** Aim of the exercise **
Where the data below has the string "Erik", return the whole line.

** Entries shown **
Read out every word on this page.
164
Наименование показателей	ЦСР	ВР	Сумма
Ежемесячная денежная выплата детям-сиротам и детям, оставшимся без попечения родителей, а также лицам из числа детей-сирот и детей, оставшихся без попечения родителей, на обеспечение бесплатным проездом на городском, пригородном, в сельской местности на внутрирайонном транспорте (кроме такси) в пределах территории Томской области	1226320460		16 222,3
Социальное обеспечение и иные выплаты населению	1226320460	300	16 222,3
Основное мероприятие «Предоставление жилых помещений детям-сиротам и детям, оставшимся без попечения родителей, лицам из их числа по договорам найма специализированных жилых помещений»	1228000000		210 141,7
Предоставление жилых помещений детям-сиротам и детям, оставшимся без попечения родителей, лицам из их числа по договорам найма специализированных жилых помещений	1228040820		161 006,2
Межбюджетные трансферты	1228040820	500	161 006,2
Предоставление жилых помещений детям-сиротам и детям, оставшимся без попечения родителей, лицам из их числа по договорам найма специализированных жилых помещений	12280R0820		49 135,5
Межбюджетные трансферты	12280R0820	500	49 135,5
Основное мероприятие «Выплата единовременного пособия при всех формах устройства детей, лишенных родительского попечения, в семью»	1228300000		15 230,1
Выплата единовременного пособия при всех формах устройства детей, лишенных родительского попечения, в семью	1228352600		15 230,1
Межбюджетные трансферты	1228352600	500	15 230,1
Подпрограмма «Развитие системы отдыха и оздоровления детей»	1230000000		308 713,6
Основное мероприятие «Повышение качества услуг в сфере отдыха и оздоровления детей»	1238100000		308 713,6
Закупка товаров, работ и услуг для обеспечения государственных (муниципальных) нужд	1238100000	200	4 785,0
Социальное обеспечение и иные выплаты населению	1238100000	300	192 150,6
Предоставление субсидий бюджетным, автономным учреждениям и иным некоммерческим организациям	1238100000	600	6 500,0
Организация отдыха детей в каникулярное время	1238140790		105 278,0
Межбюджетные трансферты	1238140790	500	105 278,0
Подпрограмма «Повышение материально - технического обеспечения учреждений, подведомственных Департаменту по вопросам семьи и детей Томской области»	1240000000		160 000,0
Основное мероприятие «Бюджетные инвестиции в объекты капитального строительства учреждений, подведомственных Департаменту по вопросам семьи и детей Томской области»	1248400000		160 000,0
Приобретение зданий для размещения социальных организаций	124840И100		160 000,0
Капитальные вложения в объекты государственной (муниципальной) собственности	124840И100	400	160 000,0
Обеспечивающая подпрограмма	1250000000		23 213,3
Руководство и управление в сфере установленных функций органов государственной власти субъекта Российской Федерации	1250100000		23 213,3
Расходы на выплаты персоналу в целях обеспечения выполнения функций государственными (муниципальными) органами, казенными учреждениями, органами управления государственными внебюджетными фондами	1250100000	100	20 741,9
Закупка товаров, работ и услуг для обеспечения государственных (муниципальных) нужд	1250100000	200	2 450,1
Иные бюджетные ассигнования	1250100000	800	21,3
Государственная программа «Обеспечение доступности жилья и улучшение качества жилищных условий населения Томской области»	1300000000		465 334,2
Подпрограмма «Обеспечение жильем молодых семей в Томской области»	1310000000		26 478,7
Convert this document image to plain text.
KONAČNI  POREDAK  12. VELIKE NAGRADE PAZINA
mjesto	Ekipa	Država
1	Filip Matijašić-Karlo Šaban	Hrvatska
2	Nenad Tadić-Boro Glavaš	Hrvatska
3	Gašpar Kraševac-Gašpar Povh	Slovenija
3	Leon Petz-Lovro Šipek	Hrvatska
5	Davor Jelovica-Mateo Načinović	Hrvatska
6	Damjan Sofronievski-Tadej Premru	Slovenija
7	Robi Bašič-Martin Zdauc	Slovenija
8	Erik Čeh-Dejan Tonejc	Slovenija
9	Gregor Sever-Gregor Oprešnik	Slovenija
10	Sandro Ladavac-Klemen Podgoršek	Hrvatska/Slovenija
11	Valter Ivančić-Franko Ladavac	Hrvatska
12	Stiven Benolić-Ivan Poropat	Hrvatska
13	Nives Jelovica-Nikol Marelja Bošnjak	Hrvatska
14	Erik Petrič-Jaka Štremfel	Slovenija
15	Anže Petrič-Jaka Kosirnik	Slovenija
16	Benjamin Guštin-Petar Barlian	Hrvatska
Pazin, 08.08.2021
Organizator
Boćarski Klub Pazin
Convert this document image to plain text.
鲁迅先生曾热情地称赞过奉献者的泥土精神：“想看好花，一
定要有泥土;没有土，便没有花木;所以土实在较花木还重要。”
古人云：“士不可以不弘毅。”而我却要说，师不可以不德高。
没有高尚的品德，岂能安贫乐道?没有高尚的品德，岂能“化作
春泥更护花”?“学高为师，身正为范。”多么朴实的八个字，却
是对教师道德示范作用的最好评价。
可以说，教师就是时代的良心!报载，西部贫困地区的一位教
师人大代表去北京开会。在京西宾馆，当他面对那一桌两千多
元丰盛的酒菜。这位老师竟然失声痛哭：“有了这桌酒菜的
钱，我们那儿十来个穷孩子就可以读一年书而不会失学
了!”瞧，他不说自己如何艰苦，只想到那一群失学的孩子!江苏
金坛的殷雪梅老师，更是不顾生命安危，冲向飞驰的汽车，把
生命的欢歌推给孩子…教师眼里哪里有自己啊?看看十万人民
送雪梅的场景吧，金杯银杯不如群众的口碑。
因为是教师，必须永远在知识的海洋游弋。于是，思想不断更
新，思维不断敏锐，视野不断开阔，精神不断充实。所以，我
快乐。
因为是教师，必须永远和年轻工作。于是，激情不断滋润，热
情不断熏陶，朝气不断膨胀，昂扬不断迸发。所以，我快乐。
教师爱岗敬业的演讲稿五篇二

** Answer for this exercise **
8	Erik Čeh-Dejan Tonejc	Slovenija
14	Erik Petrič-Jaka Štremfel	Slovenija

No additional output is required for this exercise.